━━━ RECORD EXCERPTS
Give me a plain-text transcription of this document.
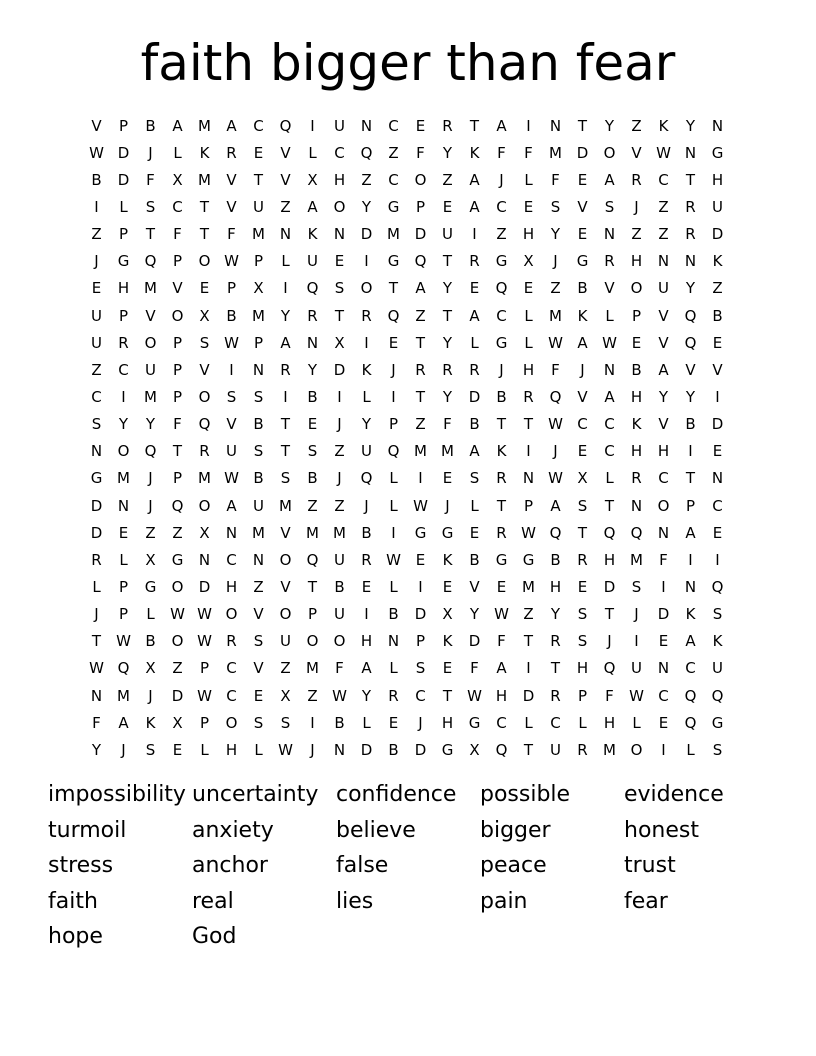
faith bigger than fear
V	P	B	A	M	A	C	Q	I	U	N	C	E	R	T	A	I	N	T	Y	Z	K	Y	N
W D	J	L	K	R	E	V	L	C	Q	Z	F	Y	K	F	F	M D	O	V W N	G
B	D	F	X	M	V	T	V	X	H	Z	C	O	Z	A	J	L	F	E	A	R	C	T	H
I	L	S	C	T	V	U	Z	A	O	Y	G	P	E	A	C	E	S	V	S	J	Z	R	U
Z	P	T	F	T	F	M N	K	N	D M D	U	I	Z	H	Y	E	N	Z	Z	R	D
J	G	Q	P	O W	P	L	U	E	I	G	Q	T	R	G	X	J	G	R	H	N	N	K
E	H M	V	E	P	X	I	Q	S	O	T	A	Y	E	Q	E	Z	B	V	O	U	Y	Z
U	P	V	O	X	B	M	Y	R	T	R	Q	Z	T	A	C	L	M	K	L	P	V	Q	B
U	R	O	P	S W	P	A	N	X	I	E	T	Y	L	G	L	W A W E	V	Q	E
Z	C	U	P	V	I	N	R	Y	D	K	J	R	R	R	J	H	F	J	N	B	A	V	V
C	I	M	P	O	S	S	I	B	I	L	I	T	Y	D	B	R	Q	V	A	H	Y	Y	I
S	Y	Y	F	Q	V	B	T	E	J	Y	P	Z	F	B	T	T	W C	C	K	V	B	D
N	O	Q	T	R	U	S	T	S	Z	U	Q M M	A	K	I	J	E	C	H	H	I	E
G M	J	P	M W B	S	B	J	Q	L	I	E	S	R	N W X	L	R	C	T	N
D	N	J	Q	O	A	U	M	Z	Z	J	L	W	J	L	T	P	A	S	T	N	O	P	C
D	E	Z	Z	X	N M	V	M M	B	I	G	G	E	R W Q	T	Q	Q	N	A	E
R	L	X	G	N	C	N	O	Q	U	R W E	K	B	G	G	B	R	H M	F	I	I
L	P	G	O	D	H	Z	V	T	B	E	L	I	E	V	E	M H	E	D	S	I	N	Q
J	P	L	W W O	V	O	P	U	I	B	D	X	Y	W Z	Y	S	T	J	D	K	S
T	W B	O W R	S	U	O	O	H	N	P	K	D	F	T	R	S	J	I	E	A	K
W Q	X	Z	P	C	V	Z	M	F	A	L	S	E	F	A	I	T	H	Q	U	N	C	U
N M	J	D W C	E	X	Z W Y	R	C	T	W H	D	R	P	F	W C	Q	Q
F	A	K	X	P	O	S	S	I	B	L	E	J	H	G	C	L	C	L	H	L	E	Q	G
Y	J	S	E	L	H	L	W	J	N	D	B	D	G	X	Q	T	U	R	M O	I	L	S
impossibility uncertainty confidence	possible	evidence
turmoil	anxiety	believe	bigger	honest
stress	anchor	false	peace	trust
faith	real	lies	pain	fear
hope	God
━━━━━━
━━━ RECORD EXCERPTS
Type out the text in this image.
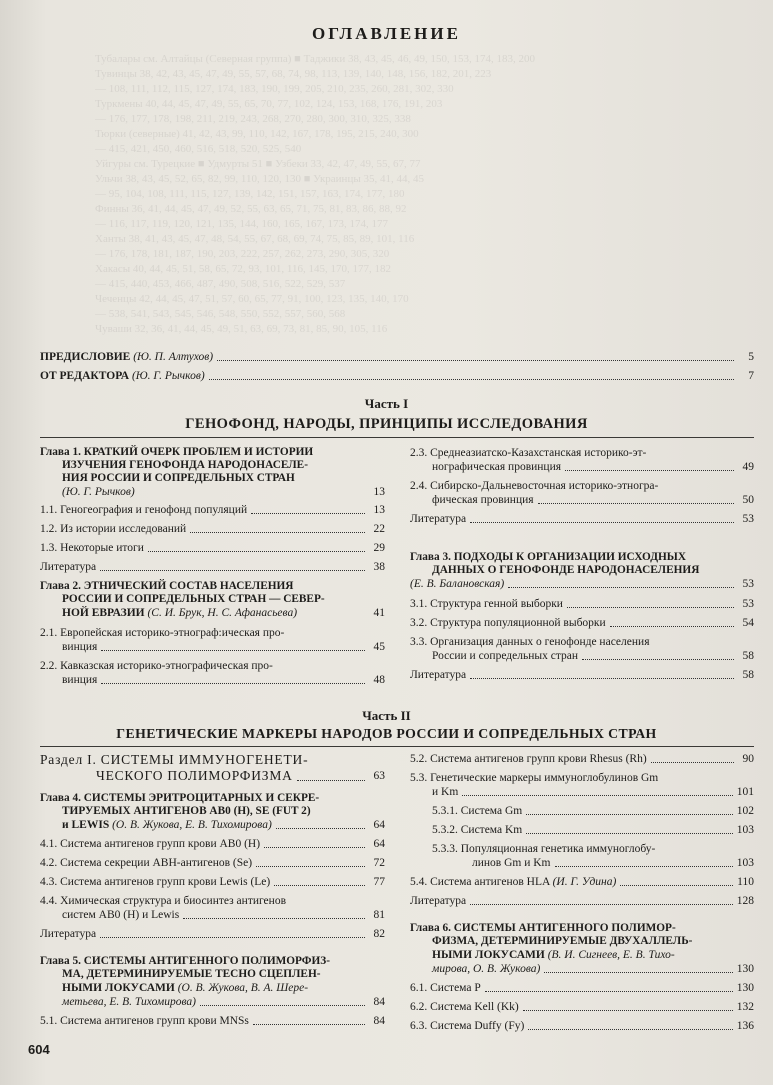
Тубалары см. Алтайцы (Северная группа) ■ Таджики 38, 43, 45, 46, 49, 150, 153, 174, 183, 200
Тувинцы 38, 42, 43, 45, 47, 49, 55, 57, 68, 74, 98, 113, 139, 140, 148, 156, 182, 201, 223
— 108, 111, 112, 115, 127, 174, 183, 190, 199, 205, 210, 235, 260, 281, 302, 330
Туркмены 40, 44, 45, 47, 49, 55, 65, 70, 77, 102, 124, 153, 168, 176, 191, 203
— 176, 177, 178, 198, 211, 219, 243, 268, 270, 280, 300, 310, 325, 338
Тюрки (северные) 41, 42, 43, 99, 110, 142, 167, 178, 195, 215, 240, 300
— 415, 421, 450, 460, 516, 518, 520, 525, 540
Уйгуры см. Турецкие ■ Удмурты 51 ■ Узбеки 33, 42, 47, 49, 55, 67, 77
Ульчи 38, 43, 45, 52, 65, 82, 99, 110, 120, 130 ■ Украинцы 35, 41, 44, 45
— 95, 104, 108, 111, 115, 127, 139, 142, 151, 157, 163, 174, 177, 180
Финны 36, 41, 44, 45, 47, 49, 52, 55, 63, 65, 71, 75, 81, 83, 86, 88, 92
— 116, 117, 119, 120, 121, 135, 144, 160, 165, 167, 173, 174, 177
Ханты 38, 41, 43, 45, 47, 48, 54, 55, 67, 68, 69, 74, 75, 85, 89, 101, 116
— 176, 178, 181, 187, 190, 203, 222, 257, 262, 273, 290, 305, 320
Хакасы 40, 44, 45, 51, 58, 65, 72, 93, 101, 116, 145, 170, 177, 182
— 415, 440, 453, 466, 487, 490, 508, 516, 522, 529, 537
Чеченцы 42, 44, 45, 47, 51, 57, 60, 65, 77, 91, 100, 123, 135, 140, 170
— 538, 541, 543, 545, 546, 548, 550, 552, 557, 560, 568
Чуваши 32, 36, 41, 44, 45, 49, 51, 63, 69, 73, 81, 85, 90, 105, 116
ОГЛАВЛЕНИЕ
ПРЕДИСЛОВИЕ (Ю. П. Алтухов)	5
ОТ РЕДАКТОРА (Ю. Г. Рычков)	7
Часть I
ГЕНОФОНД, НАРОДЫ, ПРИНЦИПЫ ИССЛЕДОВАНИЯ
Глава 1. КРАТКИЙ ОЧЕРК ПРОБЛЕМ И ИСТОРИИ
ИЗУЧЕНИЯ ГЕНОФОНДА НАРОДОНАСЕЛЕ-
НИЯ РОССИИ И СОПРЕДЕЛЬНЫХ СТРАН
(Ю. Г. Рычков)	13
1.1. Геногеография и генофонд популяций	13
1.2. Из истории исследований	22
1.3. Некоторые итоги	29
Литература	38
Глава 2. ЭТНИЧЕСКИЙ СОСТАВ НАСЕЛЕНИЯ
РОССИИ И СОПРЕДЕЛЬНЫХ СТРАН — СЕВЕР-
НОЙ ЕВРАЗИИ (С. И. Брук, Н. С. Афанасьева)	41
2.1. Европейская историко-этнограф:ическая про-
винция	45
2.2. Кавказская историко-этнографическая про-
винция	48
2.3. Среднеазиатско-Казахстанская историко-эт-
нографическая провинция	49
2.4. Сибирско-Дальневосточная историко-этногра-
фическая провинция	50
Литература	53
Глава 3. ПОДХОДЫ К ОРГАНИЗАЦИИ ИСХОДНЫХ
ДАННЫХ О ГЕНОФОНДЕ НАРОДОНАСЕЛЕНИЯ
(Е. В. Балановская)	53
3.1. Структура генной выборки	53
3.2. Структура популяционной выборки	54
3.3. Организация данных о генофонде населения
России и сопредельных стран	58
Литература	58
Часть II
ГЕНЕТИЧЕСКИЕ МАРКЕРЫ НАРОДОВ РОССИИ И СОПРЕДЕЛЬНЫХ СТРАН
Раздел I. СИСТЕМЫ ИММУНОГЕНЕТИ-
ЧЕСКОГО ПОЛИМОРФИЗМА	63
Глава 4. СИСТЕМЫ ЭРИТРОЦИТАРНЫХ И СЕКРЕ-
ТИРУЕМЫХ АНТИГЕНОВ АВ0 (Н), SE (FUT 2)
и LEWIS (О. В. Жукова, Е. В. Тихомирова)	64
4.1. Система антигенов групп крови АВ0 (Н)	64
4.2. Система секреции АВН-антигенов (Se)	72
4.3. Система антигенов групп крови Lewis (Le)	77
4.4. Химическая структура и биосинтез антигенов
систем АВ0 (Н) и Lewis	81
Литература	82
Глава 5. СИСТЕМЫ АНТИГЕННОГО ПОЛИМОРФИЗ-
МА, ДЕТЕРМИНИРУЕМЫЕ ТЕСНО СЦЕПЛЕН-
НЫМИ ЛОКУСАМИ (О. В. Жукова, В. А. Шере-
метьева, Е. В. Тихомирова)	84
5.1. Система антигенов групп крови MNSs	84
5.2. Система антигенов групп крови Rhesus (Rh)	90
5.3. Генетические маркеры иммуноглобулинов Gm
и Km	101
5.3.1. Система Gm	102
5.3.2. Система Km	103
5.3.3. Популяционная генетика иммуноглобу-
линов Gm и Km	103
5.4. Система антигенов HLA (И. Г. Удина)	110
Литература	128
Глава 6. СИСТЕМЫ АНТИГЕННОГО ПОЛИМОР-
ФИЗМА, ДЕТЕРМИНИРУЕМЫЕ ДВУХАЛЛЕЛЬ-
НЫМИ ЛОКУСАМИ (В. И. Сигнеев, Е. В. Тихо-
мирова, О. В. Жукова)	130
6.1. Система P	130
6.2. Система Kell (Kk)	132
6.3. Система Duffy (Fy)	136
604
━━━━━━
━━━ RECORD EXCERPTS
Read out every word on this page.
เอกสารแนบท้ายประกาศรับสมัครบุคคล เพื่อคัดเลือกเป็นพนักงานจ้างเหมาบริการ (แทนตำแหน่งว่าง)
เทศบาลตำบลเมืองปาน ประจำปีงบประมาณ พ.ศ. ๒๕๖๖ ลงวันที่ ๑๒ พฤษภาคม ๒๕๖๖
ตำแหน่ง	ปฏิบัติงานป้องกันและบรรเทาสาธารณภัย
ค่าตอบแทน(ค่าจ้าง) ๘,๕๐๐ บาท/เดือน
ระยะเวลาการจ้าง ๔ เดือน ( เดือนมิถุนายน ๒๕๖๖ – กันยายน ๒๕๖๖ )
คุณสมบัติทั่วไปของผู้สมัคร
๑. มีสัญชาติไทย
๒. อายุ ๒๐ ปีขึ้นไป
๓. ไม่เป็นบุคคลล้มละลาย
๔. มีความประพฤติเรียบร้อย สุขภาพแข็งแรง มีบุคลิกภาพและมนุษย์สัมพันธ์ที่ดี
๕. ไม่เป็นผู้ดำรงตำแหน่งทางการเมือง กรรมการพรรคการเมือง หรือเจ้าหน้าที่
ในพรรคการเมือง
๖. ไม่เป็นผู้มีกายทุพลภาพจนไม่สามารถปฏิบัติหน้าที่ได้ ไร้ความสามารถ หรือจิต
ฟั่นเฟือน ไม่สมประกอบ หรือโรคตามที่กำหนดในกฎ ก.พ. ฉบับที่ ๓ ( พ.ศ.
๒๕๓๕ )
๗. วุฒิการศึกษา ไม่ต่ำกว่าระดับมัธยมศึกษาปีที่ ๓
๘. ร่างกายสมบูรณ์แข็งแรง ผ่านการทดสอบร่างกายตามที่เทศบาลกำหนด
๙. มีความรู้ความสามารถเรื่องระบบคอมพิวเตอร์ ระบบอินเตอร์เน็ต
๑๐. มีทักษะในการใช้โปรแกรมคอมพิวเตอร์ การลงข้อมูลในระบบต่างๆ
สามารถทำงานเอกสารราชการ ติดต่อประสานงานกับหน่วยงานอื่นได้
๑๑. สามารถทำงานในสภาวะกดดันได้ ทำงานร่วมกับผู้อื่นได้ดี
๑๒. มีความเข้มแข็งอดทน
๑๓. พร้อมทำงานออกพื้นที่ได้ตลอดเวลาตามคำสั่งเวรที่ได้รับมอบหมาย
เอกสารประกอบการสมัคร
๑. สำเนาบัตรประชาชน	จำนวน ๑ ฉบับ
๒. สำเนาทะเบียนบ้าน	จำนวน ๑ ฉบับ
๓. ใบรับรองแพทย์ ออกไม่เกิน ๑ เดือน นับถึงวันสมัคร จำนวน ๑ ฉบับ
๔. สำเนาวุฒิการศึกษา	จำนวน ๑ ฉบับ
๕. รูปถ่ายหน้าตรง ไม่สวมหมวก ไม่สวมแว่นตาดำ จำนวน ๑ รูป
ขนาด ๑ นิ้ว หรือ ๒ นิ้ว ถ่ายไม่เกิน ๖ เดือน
━━━━━━
**PROBLEM STATEMENT**
Locate each line containing the string "СИСТЕМЫ" and show it.

**SOLUTION TO THIS PROBLEM**
Раздел I. СИСТЕМЫ ИММУНОГЕНЕТИ-
Глава 4. СИСТЕМЫ ЭРИТРОЦИТАРНЫХ И СЕКРЕ-
Глава 5. СИСТЕМЫ АНТИГЕННОГО ПОЛИМОРФИЗ-
Глава 6. СИСТЕМЫ АНТИГЕННОГО ПОЛИМОР-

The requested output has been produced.